Data to process -
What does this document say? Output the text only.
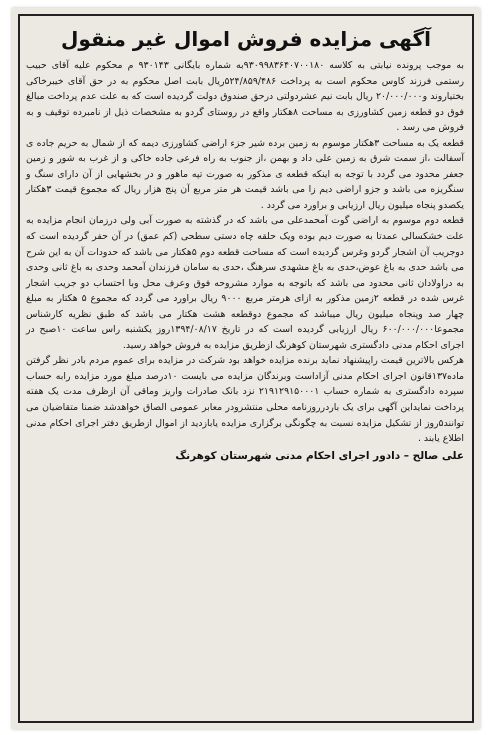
آگهی مزایده فروش اموال غیر منقول

به موجب پرونده نیابتی به کلاسه ۹۳۰۹۹۸۳۶۴۰۷۰۰۱۸۰به شماره بایگانی ۹۳۰۱۴۳ م محکوم علیه آقای حبیب رستمی فرزند کاوس محکوم است به پرداخت ۵۲۴/۸۵۹/۴۸۶ریال بابت اصل محکوم به در حق آقای خیبرخاکی بختیاروند و۲۰/۰۰۰/۰۰۰ ریال بابت نیم عشردولتی درحق صندوق دولت گردیده است که به علت عدم پرداخت مبالغ فوق دو قطعه زمین کشاورزی به مساحت ۸هکتار واقع در روستای گردو به مشخصات ذیل از نامبرده توقیف و به فروش می رسد .

قطعه یک به مساحت ۳هکتار موسوم به زمین برده شیر جزء اراضی کشاورزی دیمه که از شمال به حریم جاده ی آسفالت ،از سمت شرق به زمین علی داد و بهمن ،از جنوب به راه فرعی جاده خاکی و از غرب به شور و زمین جعفر محدود می گردد با توجه به اینکه قطعه ی مذکور به صورت تپه ماهور و در بخشهایی از آن دارای سنگ و سنگریزه می باشد و جزو اراضی دیم زا می باشد قیمت هر متر مربع آن پنج هزار ریال که مجموع قیمت ۳هکتار یکصدو پنجاه میلیون ریال ارزیابی و براورد می گردد .

قطعه دوم موسوم به اراضی گوت آمحمدعلی می باشد که در گذشته به صورت آبی ولی درزمان انجام مزایده به علت خشکسالی عمدتا به صورت دیم بوده ویک حلقه چاه دستی سطحی (کم عمق) در آن حفر گردیده است که دوجریب آن اشجار گردو وغرس گردیده است که مساحت قطعه دوم ۵هکتار می باشد که حدودات آن به این شرح می باشد حدی به باغ عوض،حدی به باغ مشهدی سرهنگ ،حدی به سامان فرزندان آمحمد وحدی به باغ ثانی وحدی به دراولادان ثانی محدود می باشد که باتوجه به موارد مشروحه فوق وعرف محل وبا احتساب دو جریب اشجار غرس شده در قطعه ۲زمین مذکور به ازای هرمتر مربع ۹۰۰۰ ریال براورد می گردد که مجموع ۵ هکتار به مبلغ چهار صد وپنجاه میلیون ریال میباشد که مجموع دوقطعه هشت هکتار می باشد که طبق نظریه کارشناس مجموعا۶۰۰/۰۰۰/۰۰۰ ریال ارزیابی گردیده است که در تاریخ ۱۳۹۴/۰۸/۱۷روز یکشنبه راس ساعت ۱۰صبح در اجرای احکام مدنی دادگستری شهرستان کوهرنگ ازطریق مزایده به فروش خواهد رسید.

هرکس بالاترین قیمت راپیشنهاد نماید برنده مزایده خواهد بود شرکت در مزایده برای عموم مردم بادر نظر گرفتن ماده۱۳۷قانون اجرای احکام مدنی آزاداست وبرندگان مزایده می بایست ۱۰درصد مبلغ مورد مزایده رابه حساب سپرده دادگستری به شماره حساب ۲۱۹۱۲۹۱۵۰۰۰۱ نزد بانک صادرات واریز وماقی آن ازظرف مدت یک هفته پرداخت نمایداین آگهی برای یک باردرروزنامه محلی منتشرودر معابر عمومی الصاق خواهدشد ضمنا متقاضیان می توانند۵روز از تشکیل مزایده نسبت به چگونگی برگزاری مزایده یابازدید از اموال ازطریق دفتر اجرای احکام مدنی اطلاع یابند .

علی صالح – دادور اجرای احکام مدنی شهرستان کوهرنگ
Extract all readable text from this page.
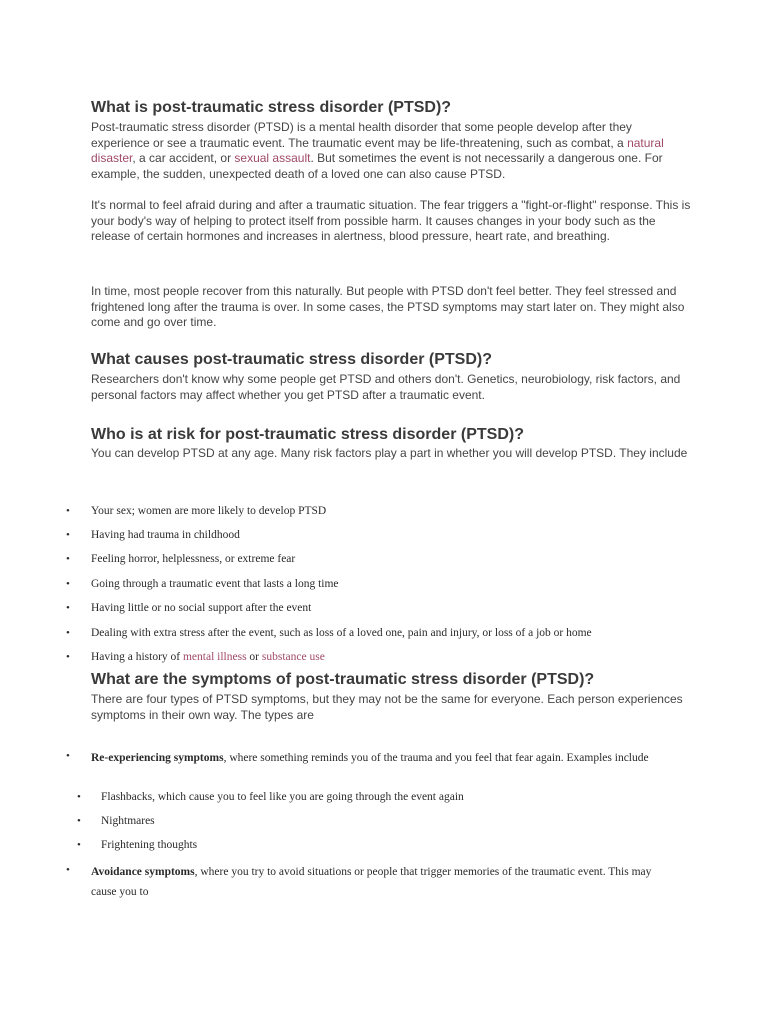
What is post-traumatic stress disorder (PTSD)?

Post-traumatic stress disorder (PTSD) is a mental health disorder that some people develop after they experience or see a traumatic event. The traumatic event may be life-threatening, such as combat, a natural disaster, a car accident, or sexual assault. But sometimes the event is not necessarily a dangerous one. For example, the sudden, unexpected death of a loved one can also cause PTSD.

It's normal to feel afraid during and after a traumatic situation. The fear triggers a "fight-or-flight" response. This is your body's way of helping to protect itself from possible harm. It causes changes in your body such as the release of certain hormones and increases in alertness, blood pressure, heart rate, and breathing.

In time, most people recover from this naturally. But people with PTSD don't feel better. They feel stressed and frightened long after the trauma is over. In some cases, the PTSD symptoms may start later on. They might also come and go over time.

What causes post-traumatic stress disorder (PTSD)?

Researchers don't know why some people get PTSD and others don't. Genetics, neurobiology, risk factors, and personal factors may affect whether you get PTSD after a traumatic event.

Who is at risk for post-traumatic stress disorder (PTSD)?

You can develop PTSD at any age. Many risk factors play a part in whether you will develop PTSD. They include

• Your sex; women are more likely to develop PTSD
• Having had trauma in childhood
• Feeling horror, helplessness, or extreme fear
• Going through a traumatic event that lasts a long time
• Having little or no social support after the event
• Dealing with extra stress after the event, such as loss of a loved one, pain and injury, or loss of a job or home
• Having a history of mental illness or substance use
What are the symptoms of post-traumatic stress disorder (PTSD)?

There are four types of PTSD symptoms, but they may not be the same for everyone. Each person experiences symptoms in their own way. The types are

• Re-experiencing symptoms, where something reminds you of the trauma and you feel that fear again. Examples include
• Flashbacks, which cause you to feel like you are going through the event again
• Nightmares
• Frightening thoughts
• Avoidance symptoms, where you try to avoid situations or people that trigger memories of the traumatic event. This may cause you to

Written problem -
Filter the listing for the word "whether" and copy every line that holds it.

Task output -
Researchers don't know why some people get PTSD and others don't. Genetics, neurobiology, risk factors, and personal factors may affect whether you get PTSD after a traumatic event.
You can develop PTSD at any age. Many risk factors play a part in whether you will develop PTSD. They include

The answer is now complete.